THE REQUEST –
Reproduce the material in full, exactly as written.

MATERIAL SHOWN –
——

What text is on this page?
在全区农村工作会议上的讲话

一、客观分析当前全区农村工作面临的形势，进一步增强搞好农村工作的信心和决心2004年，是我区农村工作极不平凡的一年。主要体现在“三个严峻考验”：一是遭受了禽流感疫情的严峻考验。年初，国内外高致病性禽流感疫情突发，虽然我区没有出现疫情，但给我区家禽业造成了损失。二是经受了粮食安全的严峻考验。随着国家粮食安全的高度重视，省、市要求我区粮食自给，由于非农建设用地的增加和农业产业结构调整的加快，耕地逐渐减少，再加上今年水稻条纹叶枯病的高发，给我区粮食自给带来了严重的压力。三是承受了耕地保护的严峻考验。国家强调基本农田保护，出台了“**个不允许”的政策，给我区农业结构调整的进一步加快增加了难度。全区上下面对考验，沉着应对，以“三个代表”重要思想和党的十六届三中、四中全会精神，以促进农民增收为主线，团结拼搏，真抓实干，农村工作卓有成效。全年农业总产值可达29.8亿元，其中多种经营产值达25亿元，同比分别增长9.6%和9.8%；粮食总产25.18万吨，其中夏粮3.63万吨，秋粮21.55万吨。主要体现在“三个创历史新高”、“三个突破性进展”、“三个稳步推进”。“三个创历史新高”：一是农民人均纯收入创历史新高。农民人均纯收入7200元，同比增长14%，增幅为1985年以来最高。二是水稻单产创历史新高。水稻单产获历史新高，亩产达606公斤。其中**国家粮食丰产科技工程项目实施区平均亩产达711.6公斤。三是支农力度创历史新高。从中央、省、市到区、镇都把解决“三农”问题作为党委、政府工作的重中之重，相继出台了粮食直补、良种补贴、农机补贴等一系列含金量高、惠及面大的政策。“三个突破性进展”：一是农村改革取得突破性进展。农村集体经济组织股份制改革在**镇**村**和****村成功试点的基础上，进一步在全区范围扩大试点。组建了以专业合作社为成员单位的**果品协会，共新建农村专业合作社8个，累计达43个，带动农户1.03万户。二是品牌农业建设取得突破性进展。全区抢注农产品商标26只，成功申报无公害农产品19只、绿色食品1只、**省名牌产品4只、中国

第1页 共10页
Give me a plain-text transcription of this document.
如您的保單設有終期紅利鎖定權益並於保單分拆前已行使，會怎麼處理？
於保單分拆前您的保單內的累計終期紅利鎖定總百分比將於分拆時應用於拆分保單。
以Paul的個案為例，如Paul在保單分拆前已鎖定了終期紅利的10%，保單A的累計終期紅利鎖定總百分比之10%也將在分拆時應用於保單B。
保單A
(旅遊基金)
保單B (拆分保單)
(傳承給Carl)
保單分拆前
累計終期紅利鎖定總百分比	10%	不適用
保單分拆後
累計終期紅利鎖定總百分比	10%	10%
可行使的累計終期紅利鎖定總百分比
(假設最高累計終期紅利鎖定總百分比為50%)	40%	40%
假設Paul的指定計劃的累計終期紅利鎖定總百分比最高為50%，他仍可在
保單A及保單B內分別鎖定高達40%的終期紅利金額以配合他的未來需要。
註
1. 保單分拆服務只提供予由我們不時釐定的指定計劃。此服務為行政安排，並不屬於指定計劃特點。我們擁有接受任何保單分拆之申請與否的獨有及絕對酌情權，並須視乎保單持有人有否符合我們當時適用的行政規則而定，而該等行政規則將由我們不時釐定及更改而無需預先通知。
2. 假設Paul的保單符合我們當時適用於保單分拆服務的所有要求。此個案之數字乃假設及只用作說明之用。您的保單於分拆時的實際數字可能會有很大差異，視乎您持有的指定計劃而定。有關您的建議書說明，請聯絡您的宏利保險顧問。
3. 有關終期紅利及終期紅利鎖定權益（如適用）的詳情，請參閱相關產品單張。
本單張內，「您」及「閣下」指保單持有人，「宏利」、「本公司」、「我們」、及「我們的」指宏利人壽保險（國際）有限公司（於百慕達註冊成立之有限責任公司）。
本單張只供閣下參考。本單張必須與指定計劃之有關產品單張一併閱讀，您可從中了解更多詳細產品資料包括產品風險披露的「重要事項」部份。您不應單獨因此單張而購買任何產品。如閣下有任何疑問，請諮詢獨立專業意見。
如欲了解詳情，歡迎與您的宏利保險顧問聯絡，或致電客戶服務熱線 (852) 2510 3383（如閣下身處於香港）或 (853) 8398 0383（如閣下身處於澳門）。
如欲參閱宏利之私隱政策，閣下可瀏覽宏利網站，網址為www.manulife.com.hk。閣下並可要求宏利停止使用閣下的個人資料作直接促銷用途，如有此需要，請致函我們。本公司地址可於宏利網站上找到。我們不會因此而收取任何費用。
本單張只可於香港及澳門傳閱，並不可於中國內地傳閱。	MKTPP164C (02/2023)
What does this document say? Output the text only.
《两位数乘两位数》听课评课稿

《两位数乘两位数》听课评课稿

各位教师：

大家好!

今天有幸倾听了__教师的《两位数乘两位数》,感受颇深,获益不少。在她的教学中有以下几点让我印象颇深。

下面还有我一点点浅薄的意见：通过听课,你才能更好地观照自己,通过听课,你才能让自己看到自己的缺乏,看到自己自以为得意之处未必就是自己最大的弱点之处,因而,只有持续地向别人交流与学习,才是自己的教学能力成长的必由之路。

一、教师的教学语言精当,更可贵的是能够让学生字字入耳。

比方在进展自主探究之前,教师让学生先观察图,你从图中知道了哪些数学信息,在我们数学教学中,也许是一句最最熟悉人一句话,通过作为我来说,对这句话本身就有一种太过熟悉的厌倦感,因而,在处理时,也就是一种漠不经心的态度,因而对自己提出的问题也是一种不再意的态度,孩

——

EXERCISE RESPONSE –
What text is on this page?
在全区农村工作会议上的讲话

一、客观分析当前全区农村工作面临的形势，进一步增强搞好农村工作的信心和决心2004年，是我区农村工作极不平凡的一年。主要体现在“三个严峻考验”：一是遭受了禽流感疫情的严峻考验。年初，国内外高致病性禽流感疫情突发，虽然我区没有出现疫情，但给我区家禽业造成了损失。二是经受了粮食安全的严峻考验。随着国家粮食安全的高度重视，省、市要求我区粮食自给，由于非农建设用地的增加和农业产业结构调整的加快，耕地逐渐减少，再加上今年水稻条纹叶枯病的高发，给我区粮食自给带来了严重的压力。三是承受了耕地保护的严峻考验。国家强调基本农田保护，出台了“**个不允许”的政策，给我区农业结构调整的进一步加快增加了难度。全区上下面对考验，沉着应对，以“三个代表”重要思想和党的十六届三中、四中全会精神，以促进农民增收为主线，团结拼搏，真抓实干，农村工作卓有成效。全年农业总产值可达29.8亿元，其中多种经营产值达25亿元，同比分别增长9.6%和9.8%；粮食总产25.18万吨，其中夏粮3.63万吨，秋粮21.55万吨。主要体现在“三个创历史新高”、“三个突破性进展”、“三个稳步推进”。“三个创历史新高”：一是农民人均纯收入创历史新高。农民人均纯收入7200元，同比增长14%，增幅为1985年以来最高。二是水稻单产创历史新高。水稻单产获历史新高，亩产达606公斤。其中**国家粮食丰产科技工程项目实施区平均亩产达711.6公斤。三是支农力度创历史新高。从中央、省、市到区、镇都把解决“三农”问题作为党委、政府工作的重中之重，相继出台了粮食直补、良种补贴、农机补贴等一系列含金量高、惠及面大的政策。“三个突破性进展”：一是农村改革取得突破性进展。农村集体经济组织股份制改革在**镇**村**和****村成功试点的基础上，进一步在全区范围扩大试点。组建了以专业合作社为成员单位的**果品协会，共新建农村专业合作社8个，累计达43个，带动农户1.03万户。二是品牌农业建设取得突破性进展。全区抢注农产品商标26只，成功申报无公害农产品19只、绿色食品1只、**省名牌产品4只、中国

第1页 共10页
Give me a plain-text transcription of this document.
如您的保單設有終期紅利鎖定權益並於保單分拆前已行使，會怎麼處理？
於保單分拆前您的保單內的累計終期紅利鎖定總百分比將於分拆時應用於拆分保單。
以Paul的個案為例，如Paul在保單分拆前已鎖定了終期紅利的10%，保單A的累計終期紅利鎖定總百分比之10%也將在分拆時應用於保單B。
保單A
(旅遊基金)
保單B (拆分保單)
(傳承給Carl)
保單分拆前
累計終期紅利鎖定總百分比	10%	不適用
保單分拆後
累計終期紅利鎖定總百分比	10%	10%
可行使的累計終期紅利鎖定總百分比
(假設最高累計終期紅利鎖定總百分比為50%)	40%	40%
假設Paul的指定計劃的累計終期紅利鎖定總百分比最高為50%，他仍可在
保單A及保單B內分別鎖定高達40%的終期紅利金額以配合他的未來需要。
註
1. 保單分拆服務只提供予由我們不時釐定的指定計劃。此服務為行政安排，並不屬於指定計劃特點。我們擁有接受任何保單分拆之申請與否的獨有及絕對酌情權，並須視乎保單持有人有否符合我們當時適用的行政規則而定，而該等行政規則將由我們不時釐定及更改而無需預先通知。
2. 假設Paul的保單符合我們當時適用於保單分拆服務的所有要求。此個案之數字乃假設及只用作說明之用。您的保單於分拆時的實際數字可能會有很大差異，視乎您持有的指定計劃而定。有關您的建議書說明，請聯絡您的宏利保險顧問。
3. 有關終期紅利及終期紅利鎖定權益（如適用）的詳情，請參閱相關產品單張。
本單張內，「您」及「閣下」指保單持有人，「宏利」、「本公司」、「我們」、及「我們的」指宏利人壽保險（國際）有限公司（於百慕達註冊成立之有限責任公司）。
本單張只供閣下參考。本單張必須與指定計劃之有關產品單張一併閱讀，您可從中了解更多詳細產品資料包括產品風險披露的「重要事項」部份。您不應單獨因此單張而購買任何產品。如閣下有任何疑問，請諮詢獨立專業意見。
如欲了解詳情，歡迎與您的宏利保險顧問聯絡，或致電客戶服務熱線 (852) 2510 3383（如閣下身處於香港）或 (853) 8398 0383（如閣下身處於澳門）。
如欲參閱宏利之私隱政策，閣下可瀏覽宏利網站，網址為www.manulife.com.hk。閣下並可要求宏利停止使用閣下的個人資料作直接促銷用途，如有此需要，請致函我們。本公司地址可於宏利網站上找到。我們不會因此而收取任何費用。
本單張只可於香港及澳門傳閱，並不可於中國內地傳閱。	MKTPP164C (02/2023)
What does this document say? Output the text only.
《两位数乘两位数》听课评课稿

《两位数乘两位数》听课评课稿

各位教师：

大家好!

今天有幸倾听了__教师的《两位数乘两位数》,感受颇深,获益不少。在她的教学中有以下几点让我印象颇深。

下面还有我一点点浅薄的意见：通过听课,你才能更好地观照自己,通过听课,你才能让自己看到自己的缺乏,看到自己自以为得意之处未必就是自己最大的弱点之处,因而,只有持续地向别人交流与学习,才是自己的教学能力成长的必由之路。

一、教师的教学语言精当,更可贵的是能够让学生字字入耳。

比方在进展自主探究之前,教师让学生先观察图,你从图中知道了哪些数学信息,在我们数学教学中,也许是一句最最熟悉人一句话,通过作为我来说,对这句话本身就有一种太过熟悉的厌倦感,因而,在处理时,也就是一种漠不经心的态度,因而对自己提出的问题也是一种不再意的态度,孩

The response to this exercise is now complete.